Extracts from a graphics dataset
────────────────────────────────────────

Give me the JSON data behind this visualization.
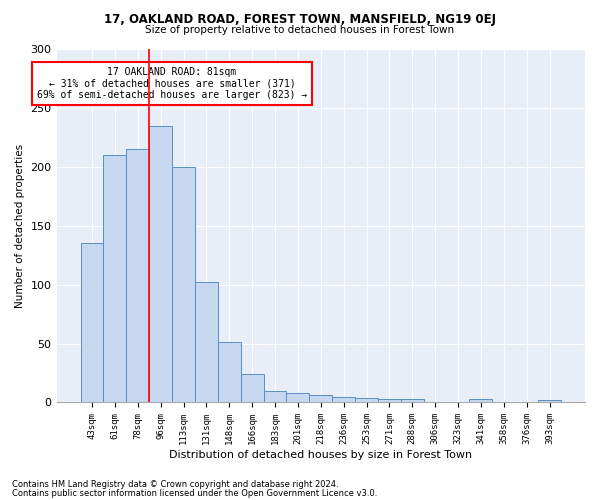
{
  "title1": "17, OAKLAND ROAD, FOREST TOWN, MANSFIELD, NG19 0EJ",
  "title2": "Size of property relative to detached houses in Forest Town",
  "xlabel": "Distribution of detached houses by size in Forest Town",
  "ylabel": "Number of detached properties",
  "categories": [
    "43sqm",
    "61sqm",
    "78sqm",
    "96sqm",
    "113sqm",
    "131sqm",
    "148sqm",
    "166sqm",
    "183sqm",
    "201sqm",
    "218sqm",
    "236sqm",
    "253sqm",
    "271sqm",
    "288sqm",
    "306sqm",
    "323sqm",
    "341sqm",
    "358sqm",
    "376sqm",
    "393sqm"
  ],
  "values": [
    135,
    210,
    215,
    235,
    200,
    102,
    51,
    24,
    10,
    8,
    6,
    5,
    4,
    3,
    3,
    0,
    0,
    3,
    0,
    0,
    2
  ],
  "bar_color": "#c5d8f0",
  "bar_edge_color": "#5a8fc4",
  "red_line_index": 2,
  "annotation_text": "17 OAKLAND ROAD: 81sqm\n← 31% of detached houses are smaller (371)\n69% of semi-detached houses are larger (823) →",
  "annotation_box_color": "white",
  "annotation_box_edge_color": "red",
  "footnote1": "Contains HM Land Registry data © Crown copyright and database right 2024.",
  "footnote2": "Contains public sector information licensed under the Open Government Licence v3.0.",
  "ylim": [
    0,
    300
  ],
  "yticks": [
    0,
    50,
    100,
    150,
    200,
    250,
    300
  ],
  "background_color": "#e8eef8"
}
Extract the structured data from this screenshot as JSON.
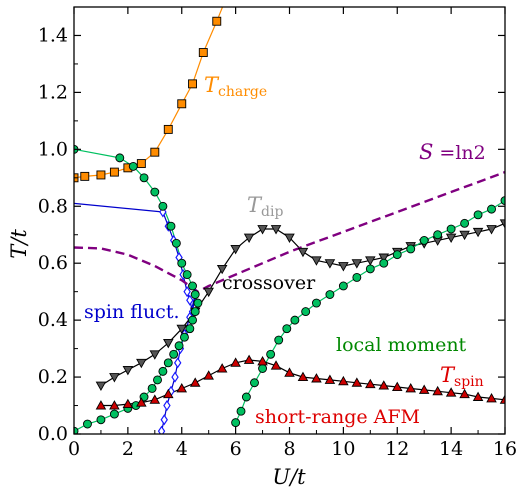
{
  "chart_data": {
    "type": "line",
    "title": "",
    "xlabel": "U/t",
    "ylabel": "T/t",
    "xlim": [
      0,
      16
    ],
    "ylim": [
      0,
      1.5
    ],
    "xticks": [
      "0",
      "2",
      "4",
      "6",
      "8",
      "10",
      "12",
      "14",
      "16"
    ],
    "yticks": [
      "0.0",
      "0.2",
      "0.4",
      "0.6",
      "0.8",
      "1.0",
      "1.2",
      "1.4"
    ],
    "grid": false,
    "legend": "none",
    "annotations": {
      "tcharge": {
        "text": "T",
        "sub": "charge",
        "color": "#ff8c00"
      },
      "tdip": {
        "text": "T",
        "sub": "dip",
        "color": "#999999"
      },
      "tspin": {
        "text": "T",
        "sub": "spin",
        "color": "#dd0000"
      },
      "entropy_lhs": "S",
      "entropy_rhs": " =ln2",
      "entropy_color": "#800080",
      "spin_fluct": "spin fluct.",
      "spin_fluct_color": "#0000cc",
      "crossover": "crossover",
      "local_moment": "local moment",
      "local_moment_color": "#008800",
      "short_range_afm": "short-range AFM",
      "short_range_afm_color": "#dd0000"
    },
    "series": [
      {
        "id": "tcharge",
        "marker": "square",
        "color": "#ff8c00",
        "line_color": "#ff8c00",
        "points": [
          [
            0,
            0.9
          ],
          [
            0.4,
            0.905
          ],
          [
            1.0,
            0.91
          ],
          [
            1.5,
            0.92
          ],
          [
            2.0,
            0.935
          ],
          [
            2.5,
            0.95
          ],
          [
            3.0,
            0.99
          ],
          [
            3.5,
            1.07
          ],
          [
            4.0,
            1.16
          ],
          [
            4.4,
            1.23
          ],
          [
            4.8,
            1.34
          ],
          [
            5.3,
            1.45
          ]
        ],
        "line_tail": [
          [
            5.3,
            1.45
          ],
          [
            5.6,
            1.52
          ]
        ]
      },
      {
        "id": "spin_fluct",
        "marker": "diamond",
        "color": "#1a1aff",
        "line_color": "#0000cc",
        "points": [
          [
            3.3,
            0.78
          ],
          [
            3.5,
            0.73
          ],
          [
            3.7,
            0.68
          ],
          [
            3.9,
            0.62
          ],
          [
            4.05,
            0.56
          ],
          [
            4.2,
            0.5
          ],
          [
            4.3,
            0.47
          ],
          [
            4.4,
            0.43
          ],
          [
            4.5,
            0.49
          ],
          [
            4.3,
            0.41
          ],
          [
            4.1,
            0.35
          ],
          [
            3.95,
            0.3
          ],
          [
            3.85,
            0.25
          ],
          [
            3.75,
            0.2
          ],
          [
            3.6,
            0.15
          ],
          [
            3.45,
            0.1
          ],
          [
            3.35,
            0.05
          ],
          [
            3.25,
            0.01
          ]
        ],
        "line_extra": [
          [
            0,
            0.81
          ],
          [
            3.3,
            0.78
          ]
        ]
      },
      {
        "id": "tdip",
        "marker": "triangle_down",
        "color": "#555555",
        "line_color": "#000000",
        "points": [
          [
            1.0,
            0.17
          ],
          [
            1.5,
            0.2
          ],
          [
            2.0,
            0.225
          ],
          [
            2.5,
            0.25
          ],
          [
            3.0,
            0.28
          ],
          [
            3.5,
            0.32
          ],
          [
            4.0,
            0.37
          ],
          [
            4.5,
            0.43
          ],
          [
            5.0,
            0.5
          ],
          [
            5.5,
            0.58
          ],
          [
            6.0,
            0.65
          ],
          [
            6.5,
            0.69
          ],
          [
            7.0,
            0.72
          ],
          [
            7.5,
            0.72
          ],
          [
            8.0,
            0.69
          ],
          [
            8.5,
            0.64
          ],
          [
            9.0,
            0.61
          ],
          [
            9.5,
            0.6
          ],
          [
            10.0,
            0.59
          ],
          [
            10.5,
            0.6
          ],
          [
            11.0,
            0.61
          ],
          [
            11.5,
            0.62
          ],
          [
            12.0,
            0.64
          ],
          [
            12.5,
            0.66
          ],
          [
            13.0,
            0.67
          ],
          [
            13.5,
            0.68
          ],
          [
            14.0,
            0.69
          ],
          [
            14.5,
            0.7
          ],
          [
            15.0,
            0.71
          ],
          [
            15.5,
            0.72
          ],
          [
            16.0,
            0.74
          ]
        ]
      },
      {
        "id": "local_moment",
        "marker": "circle",
        "color": "#00c060",
        "line_color": "#00c060",
        "points": [
          [
            0,
            1.0
          ],
          [
            1.7,
            0.97
          ],
          [
            2.2,
            0.94
          ],
          [
            2.6,
            0.9
          ],
          [
            3.0,
            0.85
          ],
          [
            3.3,
            0.8
          ],
          [
            3.6,
            0.73
          ],
          [
            3.8,
            0.67
          ],
          [
            4.0,
            0.6
          ],
          [
            4.2,
            0.56
          ],
          [
            4.4,
            0.52
          ],
          [
            4.5,
            0.49
          ],
          [
            4.6,
            0.46
          ],
          [
            4.5,
            0.43
          ],
          [
            4.4,
            0.4
          ],
          [
            4.3,
            0.37
          ],
          [
            4.1,
            0.34
          ],
          [
            3.9,
            0.31
          ],
          [
            3.7,
            0.28
          ],
          [
            3.5,
            0.25
          ],
          [
            3.3,
            0.22
          ],
          [
            3.1,
            0.19
          ],
          [
            2.9,
            0.16
          ],
          [
            2.6,
            0.13
          ],
          [
            2.3,
            0.1
          ],
          [
            2.0,
            0.09
          ],
          [
            1.5,
            0.07
          ],
          [
            1.0,
            0.05
          ],
          [
            0.5,
            0.035
          ],
          [
            0,
            0.01
          ]
        ],
        "branch2": [
          [
            6.0,
            0.04
          ],
          [
            6.2,
            0.08
          ],
          [
            6.4,
            0.13
          ],
          [
            6.7,
            0.18
          ],
          [
            7.0,
            0.23
          ],
          [
            7.3,
            0.28
          ],
          [
            7.6,
            0.33
          ],
          [
            7.9,
            0.37
          ],
          [
            8.2,
            0.4
          ],
          [
            8.6,
            0.43
          ],
          [
            9.0,
            0.46
          ],
          [
            9.5,
            0.49
          ],
          [
            10.0,
            0.52
          ],
          [
            10.5,
            0.55
          ],
          [
            11.0,
            0.58
          ],
          [
            11.5,
            0.6
          ],
          [
            12.0,
            0.63
          ],
          [
            12.5,
            0.65
          ],
          [
            13.0,
            0.68
          ],
          [
            13.5,
            0.7
          ],
          [
            14.0,
            0.72
          ],
          [
            14.5,
            0.74
          ],
          [
            15.0,
            0.77
          ],
          [
            15.5,
            0.79
          ],
          [
            16.0,
            0.82
          ]
        ],
        "line_extra": [
          [
            0,
            1.0
          ],
          [
            1.7,
            0.97
          ]
        ]
      },
      {
        "id": "tspin",
        "marker": "triangle_up",
        "color": "#cc0000",
        "line_color": "#000000",
        "points": [
          [
            1.0,
            0.1
          ],
          [
            1.5,
            0.1
          ],
          [
            2.0,
            0.105
          ],
          [
            2.5,
            0.11
          ],
          [
            3.0,
            0.12
          ],
          [
            3.5,
            0.14
          ],
          [
            4.0,
            0.16
          ],
          [
            4.5,
            0.18
          ],
          [
            5.0,
            0.205
          ],
          [
            5.5,
            0.23
          ],
          [
            6.0,
            0.25
          ],
          [
            6.5,
            0.26
          ],
          [
            7.0,
            0.255
          ],
          [
            7.5,
            0.24
          ],
          [
            8.0,
            0.215
          ],
          [
            8.5,
            0.2
          ],
          [
            9.0,
            0.195
          ],
          [
            9.5,
            0.19
          ],
          [
            10.0,
            0.185
          ],
          [
            10.5,
            0.18
          ],
          [
            11.0,
            0.175
          ],
          [
            11.5,
            0.17
          ],
          [
            12.0,
            0.165
          ],
          [
            12.5,
            0.16
          ],
          [
            13.0,
            0.155
          ],
          [
            13.5,
            0.15
          ],
          [
            14.0,
            0.145
          ],
          [
            14.5,
            0.14
          ],
          [
            15.0,
            0.13
          ],
          [
            15.5,
            0.125
          ],
          [
            16.0,
            0.12
          ]
        ]
      },
      {
        "id": "entropy",
        "marker": "none",
        "color": "#800080",
        "dashed": true,
        "points": [
          [
            0,
            0.655
          ],
          [
            1.0,
            0.652
          ],
          [
            2.0,
            0.63
          ],
          [
            3.0,
            0.59
          ],
          [
            4.0,
            0.54
          ],
          [
            4.6,
            0.5
          ],
          [
            5.0,
            0.52
          ],
          [
            6.0,
            0.56
          ],
          [
            7.0,
            0.6
          ],
          [
            8.0,
            0.64
          ],
          [
            9.0,
            0.675
          ],
          [
            10.0,
            0.71
          ],
          [
            11.0,
            0.745
          ],
          [
            12.0,
            0.78
          ],
          [
            13.0,
            0.815
          ],
          [
            14.0,
            0.85
          ],
          [
            15.0,
            0.885
          ],
          [
            16.0,
            0.92
          ]
        ]
      }
    ]
  }
}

────────────────────────────────────────

**Work required:** Identify all lines where the word "xlabel" shows up. Copy them.

**The result:**
  "xlabel": "Distribution of detached houses by size in Forest Town",
    "xlabel": "U/t",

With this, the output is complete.